> [Directive] From the listing below, count the lines where the string "field" occurs. Give the number, with no other words.

> [Provided entries]
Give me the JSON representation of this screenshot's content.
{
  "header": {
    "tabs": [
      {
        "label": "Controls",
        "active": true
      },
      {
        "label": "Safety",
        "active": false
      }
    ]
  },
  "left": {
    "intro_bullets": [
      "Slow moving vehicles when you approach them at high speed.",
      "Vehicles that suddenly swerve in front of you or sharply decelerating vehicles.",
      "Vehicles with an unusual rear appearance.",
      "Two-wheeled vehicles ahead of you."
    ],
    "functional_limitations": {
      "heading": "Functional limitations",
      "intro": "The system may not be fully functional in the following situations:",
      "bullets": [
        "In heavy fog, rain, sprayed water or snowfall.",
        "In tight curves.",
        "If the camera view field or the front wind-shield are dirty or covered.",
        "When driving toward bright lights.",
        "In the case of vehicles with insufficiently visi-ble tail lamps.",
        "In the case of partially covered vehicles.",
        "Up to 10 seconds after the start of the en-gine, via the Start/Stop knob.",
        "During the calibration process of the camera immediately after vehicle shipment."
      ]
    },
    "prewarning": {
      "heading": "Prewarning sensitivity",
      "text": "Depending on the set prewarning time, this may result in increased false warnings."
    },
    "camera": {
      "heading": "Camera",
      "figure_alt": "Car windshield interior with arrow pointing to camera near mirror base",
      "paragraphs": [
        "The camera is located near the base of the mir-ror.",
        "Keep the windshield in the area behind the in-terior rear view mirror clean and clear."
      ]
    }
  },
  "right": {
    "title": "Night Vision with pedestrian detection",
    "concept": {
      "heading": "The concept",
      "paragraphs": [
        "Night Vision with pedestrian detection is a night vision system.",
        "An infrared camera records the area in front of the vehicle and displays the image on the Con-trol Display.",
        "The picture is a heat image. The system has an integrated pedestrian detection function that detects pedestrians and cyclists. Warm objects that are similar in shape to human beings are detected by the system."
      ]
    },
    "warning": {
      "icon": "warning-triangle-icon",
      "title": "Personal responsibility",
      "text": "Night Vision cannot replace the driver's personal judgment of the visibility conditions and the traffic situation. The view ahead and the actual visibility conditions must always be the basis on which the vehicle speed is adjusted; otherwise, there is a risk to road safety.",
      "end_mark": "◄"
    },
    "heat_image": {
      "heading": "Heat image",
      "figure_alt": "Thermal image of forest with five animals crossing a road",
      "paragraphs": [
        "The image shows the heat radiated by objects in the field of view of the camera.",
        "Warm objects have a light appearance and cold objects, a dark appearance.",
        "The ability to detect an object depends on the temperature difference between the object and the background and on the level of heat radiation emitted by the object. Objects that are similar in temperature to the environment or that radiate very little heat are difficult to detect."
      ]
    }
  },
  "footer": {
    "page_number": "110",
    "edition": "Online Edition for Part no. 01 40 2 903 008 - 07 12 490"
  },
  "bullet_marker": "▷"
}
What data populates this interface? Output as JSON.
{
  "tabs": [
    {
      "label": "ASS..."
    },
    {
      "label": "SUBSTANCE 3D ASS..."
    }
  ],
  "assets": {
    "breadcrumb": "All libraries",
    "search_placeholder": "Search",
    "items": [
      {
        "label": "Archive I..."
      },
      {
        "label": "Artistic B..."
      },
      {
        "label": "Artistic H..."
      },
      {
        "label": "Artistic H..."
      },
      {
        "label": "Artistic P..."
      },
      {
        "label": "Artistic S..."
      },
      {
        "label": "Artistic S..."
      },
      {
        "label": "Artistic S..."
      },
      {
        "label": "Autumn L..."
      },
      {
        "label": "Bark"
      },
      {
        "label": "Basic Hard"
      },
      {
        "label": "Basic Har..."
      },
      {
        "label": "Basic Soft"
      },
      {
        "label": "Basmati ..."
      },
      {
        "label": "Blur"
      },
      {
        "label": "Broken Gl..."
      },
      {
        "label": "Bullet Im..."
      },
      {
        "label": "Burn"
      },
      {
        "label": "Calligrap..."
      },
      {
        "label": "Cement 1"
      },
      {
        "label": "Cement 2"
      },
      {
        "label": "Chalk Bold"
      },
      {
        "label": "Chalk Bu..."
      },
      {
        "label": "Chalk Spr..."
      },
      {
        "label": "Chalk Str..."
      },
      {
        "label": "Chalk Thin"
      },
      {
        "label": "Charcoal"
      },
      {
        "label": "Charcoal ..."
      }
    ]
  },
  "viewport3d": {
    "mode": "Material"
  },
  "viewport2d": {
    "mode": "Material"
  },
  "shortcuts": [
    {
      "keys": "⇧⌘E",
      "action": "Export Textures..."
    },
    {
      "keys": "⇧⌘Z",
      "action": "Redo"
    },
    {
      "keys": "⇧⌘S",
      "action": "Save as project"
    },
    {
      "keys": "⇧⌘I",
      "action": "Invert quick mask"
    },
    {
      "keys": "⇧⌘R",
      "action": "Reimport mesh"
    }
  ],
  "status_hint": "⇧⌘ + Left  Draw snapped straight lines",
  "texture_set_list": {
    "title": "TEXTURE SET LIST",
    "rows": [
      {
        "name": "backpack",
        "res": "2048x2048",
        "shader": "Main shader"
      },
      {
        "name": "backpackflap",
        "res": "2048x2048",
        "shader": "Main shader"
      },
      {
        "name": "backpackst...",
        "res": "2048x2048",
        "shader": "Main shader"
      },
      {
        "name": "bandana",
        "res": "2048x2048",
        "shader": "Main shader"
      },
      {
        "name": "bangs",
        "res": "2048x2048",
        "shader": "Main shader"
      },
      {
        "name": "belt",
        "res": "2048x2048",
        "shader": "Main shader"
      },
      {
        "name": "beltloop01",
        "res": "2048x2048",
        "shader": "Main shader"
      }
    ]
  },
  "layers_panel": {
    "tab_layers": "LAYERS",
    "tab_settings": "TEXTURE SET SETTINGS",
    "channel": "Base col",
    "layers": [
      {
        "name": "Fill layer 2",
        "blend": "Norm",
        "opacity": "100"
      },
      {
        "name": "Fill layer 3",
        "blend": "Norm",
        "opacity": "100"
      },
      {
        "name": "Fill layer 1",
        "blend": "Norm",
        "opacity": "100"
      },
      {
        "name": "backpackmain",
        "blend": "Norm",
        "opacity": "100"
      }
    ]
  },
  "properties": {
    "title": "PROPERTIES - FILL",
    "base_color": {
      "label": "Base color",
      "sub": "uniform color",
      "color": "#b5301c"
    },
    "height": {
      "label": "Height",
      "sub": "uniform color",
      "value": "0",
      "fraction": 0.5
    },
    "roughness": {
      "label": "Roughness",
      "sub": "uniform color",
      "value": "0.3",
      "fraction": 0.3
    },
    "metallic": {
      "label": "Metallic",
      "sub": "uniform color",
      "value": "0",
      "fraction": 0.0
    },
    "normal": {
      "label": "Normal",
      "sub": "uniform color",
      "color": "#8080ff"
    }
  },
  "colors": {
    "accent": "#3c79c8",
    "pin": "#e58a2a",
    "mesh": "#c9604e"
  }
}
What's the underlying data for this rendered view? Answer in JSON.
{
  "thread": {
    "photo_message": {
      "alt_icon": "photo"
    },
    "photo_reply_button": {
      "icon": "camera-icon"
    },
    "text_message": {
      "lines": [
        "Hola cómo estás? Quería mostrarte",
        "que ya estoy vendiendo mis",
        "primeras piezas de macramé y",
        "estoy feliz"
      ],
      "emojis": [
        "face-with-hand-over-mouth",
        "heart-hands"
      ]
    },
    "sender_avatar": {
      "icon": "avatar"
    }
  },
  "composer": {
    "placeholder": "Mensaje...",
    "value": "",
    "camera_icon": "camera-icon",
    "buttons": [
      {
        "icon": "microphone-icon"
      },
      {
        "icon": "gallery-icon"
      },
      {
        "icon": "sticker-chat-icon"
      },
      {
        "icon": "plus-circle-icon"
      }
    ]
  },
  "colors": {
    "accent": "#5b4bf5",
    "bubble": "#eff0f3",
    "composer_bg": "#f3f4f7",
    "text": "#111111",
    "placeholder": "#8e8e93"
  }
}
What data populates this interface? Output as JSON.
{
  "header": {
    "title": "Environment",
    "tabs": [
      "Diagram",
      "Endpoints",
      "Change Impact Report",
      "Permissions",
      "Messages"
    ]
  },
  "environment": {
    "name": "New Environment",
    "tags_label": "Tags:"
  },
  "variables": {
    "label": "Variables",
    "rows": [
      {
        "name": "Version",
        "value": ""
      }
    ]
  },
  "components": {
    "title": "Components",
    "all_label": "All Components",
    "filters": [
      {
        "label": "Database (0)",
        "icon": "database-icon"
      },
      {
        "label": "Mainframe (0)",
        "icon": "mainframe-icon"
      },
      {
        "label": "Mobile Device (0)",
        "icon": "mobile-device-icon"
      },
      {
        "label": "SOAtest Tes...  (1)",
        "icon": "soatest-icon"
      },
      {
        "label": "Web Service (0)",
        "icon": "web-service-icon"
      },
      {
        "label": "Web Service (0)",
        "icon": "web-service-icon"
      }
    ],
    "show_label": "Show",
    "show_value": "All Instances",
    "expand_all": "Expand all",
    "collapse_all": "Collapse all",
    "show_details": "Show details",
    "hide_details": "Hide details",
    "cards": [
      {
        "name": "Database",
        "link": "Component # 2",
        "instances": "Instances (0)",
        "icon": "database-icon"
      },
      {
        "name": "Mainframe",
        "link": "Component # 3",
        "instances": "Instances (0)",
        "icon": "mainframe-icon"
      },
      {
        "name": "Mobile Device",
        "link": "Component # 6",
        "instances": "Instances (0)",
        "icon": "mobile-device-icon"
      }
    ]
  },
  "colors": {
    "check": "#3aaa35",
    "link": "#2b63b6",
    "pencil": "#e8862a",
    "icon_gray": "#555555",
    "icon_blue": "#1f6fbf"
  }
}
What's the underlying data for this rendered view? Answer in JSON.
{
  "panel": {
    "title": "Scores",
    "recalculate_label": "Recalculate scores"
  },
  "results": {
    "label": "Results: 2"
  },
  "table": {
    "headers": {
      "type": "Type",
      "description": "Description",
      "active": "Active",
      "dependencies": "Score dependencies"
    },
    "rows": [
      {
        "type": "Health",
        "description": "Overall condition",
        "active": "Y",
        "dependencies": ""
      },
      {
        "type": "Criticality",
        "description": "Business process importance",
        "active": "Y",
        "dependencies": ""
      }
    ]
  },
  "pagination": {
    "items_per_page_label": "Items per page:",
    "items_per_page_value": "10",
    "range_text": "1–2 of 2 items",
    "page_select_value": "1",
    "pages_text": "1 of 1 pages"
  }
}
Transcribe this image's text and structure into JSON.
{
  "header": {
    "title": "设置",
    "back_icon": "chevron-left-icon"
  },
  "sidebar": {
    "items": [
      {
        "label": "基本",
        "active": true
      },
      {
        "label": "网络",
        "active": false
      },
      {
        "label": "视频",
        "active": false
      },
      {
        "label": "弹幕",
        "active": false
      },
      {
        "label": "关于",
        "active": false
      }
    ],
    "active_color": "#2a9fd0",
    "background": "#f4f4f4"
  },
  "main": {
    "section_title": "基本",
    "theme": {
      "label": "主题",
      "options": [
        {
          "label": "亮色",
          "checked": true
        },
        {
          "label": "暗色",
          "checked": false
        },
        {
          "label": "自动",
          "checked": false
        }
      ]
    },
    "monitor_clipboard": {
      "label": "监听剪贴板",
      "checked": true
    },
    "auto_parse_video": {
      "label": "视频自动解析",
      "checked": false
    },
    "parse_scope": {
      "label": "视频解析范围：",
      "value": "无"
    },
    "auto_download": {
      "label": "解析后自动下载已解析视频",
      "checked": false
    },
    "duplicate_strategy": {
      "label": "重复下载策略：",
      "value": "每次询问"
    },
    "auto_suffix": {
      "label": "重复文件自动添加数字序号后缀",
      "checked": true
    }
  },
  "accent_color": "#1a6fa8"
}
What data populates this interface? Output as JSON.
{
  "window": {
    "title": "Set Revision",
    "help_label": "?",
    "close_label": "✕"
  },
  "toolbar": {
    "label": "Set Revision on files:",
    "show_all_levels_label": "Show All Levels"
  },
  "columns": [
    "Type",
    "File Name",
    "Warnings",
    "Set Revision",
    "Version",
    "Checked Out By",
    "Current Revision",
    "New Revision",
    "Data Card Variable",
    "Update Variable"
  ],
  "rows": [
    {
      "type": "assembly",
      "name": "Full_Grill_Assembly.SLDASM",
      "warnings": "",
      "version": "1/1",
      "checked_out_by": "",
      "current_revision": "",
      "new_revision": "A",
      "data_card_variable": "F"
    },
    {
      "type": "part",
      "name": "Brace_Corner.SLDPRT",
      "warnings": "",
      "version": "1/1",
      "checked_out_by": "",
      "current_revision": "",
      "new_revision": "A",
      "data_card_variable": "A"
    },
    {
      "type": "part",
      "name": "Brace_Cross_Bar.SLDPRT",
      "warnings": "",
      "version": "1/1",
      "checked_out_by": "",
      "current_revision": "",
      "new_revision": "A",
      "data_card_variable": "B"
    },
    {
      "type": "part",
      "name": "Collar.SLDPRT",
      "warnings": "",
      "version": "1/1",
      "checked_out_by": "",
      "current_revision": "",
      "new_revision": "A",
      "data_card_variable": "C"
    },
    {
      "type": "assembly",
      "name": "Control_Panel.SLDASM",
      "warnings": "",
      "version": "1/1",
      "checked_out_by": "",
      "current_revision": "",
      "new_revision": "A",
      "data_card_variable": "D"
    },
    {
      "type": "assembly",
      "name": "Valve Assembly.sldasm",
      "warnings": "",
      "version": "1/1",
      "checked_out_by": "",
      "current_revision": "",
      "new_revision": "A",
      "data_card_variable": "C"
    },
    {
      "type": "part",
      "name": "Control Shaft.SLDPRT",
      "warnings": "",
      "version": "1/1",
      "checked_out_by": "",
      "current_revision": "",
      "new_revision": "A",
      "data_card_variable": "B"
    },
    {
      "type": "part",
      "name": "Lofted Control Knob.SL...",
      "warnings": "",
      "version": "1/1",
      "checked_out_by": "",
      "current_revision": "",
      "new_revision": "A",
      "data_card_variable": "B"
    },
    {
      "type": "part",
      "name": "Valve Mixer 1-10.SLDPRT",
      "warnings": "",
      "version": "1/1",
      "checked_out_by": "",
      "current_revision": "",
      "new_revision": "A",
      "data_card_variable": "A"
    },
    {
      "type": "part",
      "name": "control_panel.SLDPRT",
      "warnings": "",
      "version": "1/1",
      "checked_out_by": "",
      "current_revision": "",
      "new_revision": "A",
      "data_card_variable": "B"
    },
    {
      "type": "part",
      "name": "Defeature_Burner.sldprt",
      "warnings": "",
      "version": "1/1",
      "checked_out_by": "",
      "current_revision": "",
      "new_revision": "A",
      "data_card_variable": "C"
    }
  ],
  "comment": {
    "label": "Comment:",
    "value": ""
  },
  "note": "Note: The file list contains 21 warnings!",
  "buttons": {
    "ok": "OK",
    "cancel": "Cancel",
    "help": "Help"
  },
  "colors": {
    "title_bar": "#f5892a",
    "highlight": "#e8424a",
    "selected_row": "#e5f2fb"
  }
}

> [The reply] 2